### Task to carry out
Leave out the pictures and reproduce all of the data exactly.

### Available records
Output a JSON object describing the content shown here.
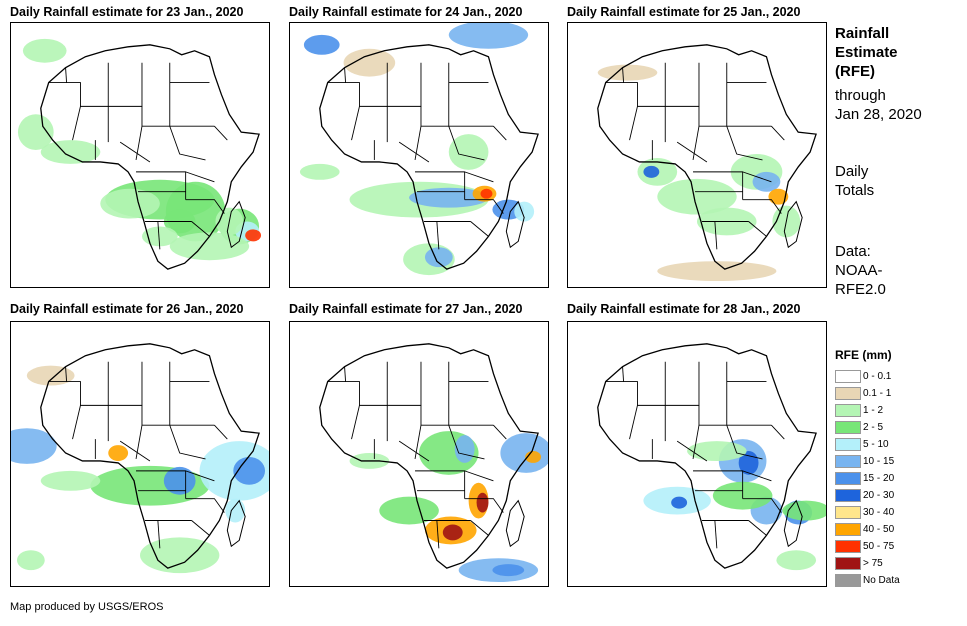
{
  "panels": [
    {
      "title": "Daily Rainfall estimate for 23 Jan., 2020",
      "date": "23 Jan."
    },
    {
      "title": "Daily Rainfall estimate for 24 Jan., 2020",
      "date": "24 Jan."
    },
    {
      "title": "Daily Rainfall estimate for 25 Jan., 2020",
      "date": "25 Jan."
    },
    {
      "title": "Daily Rainfall estimate for 26 Jan., 2020",
      "date": "26 Jan."
    },
    {
      "title": "Daily Rainfall estimate for 27 Jan., 2020",
      "date": "27 Jan."
    },
    {
      "title": "Daily Rainfall estimate for 28 Jan., 2020",
      "date": "28 Jan."
    }
  ],
  "sidebar": {
    "title_line1": "Rainfall",
    "title_line2": "Estimate",
    "title_line3": "(RFE)",
    "through_label": "through",
    "through_date": "Jan 28, 2020",
    "daily_line1": "Daily",
    "daily_line2": "Totals",
    "data_line1": "Data:",
    "data_line2": "NOAA-",
    "data_line3": "RFE2.0"
  },
  "legend": {
    "title": "RFE (mm)",
    "items": [
      {
        "label": "0 - 0.1",
        "color": "#ffffff"
      },
      {
        "label": "0.1 - 1",
        "color": "#e8d6b5"
      },
      {
        "label": "1 - 2",
        "color": "#b4f5b4"
      },
      {
        "label": "2 - 5",
        "color": "#78e678"
      },
      {
        "label": "5 - 10",
        "color": "#b4f0fa"
      },
      {
        "label": "10 - 15",
        "color": "#78b4f0"
      },
      {
        "label": "15 - 20",
        "color": "#4b91eb"
      },
      {
        "label": "20 - 30",
        "color": "#1e64dc"
      },
      {
        "label": "30 - 40",
        "color": "#ffe68c"
      },
      {
        "label": "40 - 50",
        "color": "#ffa500"
      },
      {
        "label": "50 - 75",
        "color": "#ff3200"
      },
      {
        "label": "> 75",
        "color": "#a01414"
      },
      {
        "label": "No Data",
        "color": "#999999"
      }
    ]
  },
  "footer": "Map produced by USGS/EROS"
}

### Result for this exercise
Output a JSON object describing the content shown here.
{
  "panels": [
    {
      "title": "Daily Rainfall estimate for 23 Jan., 2020",
      "date": "23 Jan."
    },
    {
      "title": "Daily Rainfall estimate for 24 Jan., 2020",
      "date": "24 Jan."
    },
    {
      "title": "Daily Rainfall estimate for 25 Jan., 2020",
      "date": "25 Jan."
    },
    {
      "title": "Daily Rainfall estimate for 26 Jan., 2020",
      "date": "26 Jan."
    },
    {
      "title": "Daily Rainfall estimate for 27 Jan., 2020",
      "date": "27 Jan."
    },
    {
      "title": "Daily Rainfall estimate for 28 Jan., 2020",
      "date": "28 Jan."
    }
  ],
  "sidebar": {
    "title_line1": "Rainfall",
    "title_line2": "Estimate",
    "title_line3": "(RFE)",
    "through_label": "through",
    "through_date": "Jan 28, 2020",
    "daily_line1": "Daily",
    "daily_line2": "Totals",
    "data_line1": "Data:",
    "data_line2": "NOAA-",
    "data_line3": "RFE2.0"
  },
  "legend": {
    "title": "RFE (mm)",
    "items": [
      {
        "label": "0 - 0.1",
        "color": "#ffffff"
      },
      {
        "label": "0.1 - 1",
        "color": "#e8d6b5"
      },
      {
        "label": "1 - 2",
        "color": "#b4f5b4"
      },
      {
        "label": "2 - 5",
        "color": "#78e678"
      },
      {
        "label": "5 - 10",
        "color": "#b4f0fa"
      },
      {
        "label": "10 - 15",
        "color": "#78b4f0"
      },
      {
        "label": "15 - 20",
        "color": "#4b91eb"
      },
      {
        "label": "20 - 30",
        "color": "#1e64dc"
      },
      {
        "label": "30 - 40",
        "color": "#ffe68c"
      },
      {
        "label": "40 - 50",
        "color": "#ffa500"
      },
      {
        "label": "50 - 75",
        "color": "#ff3200"
      },
      {
        "label": "> 75",
        "color": "#a01414"
      },
      {
        "label": "No Data",
        "color": "#999999"
      }
    ]
  },
  "footer": "Map produced by USGS/EROS"
}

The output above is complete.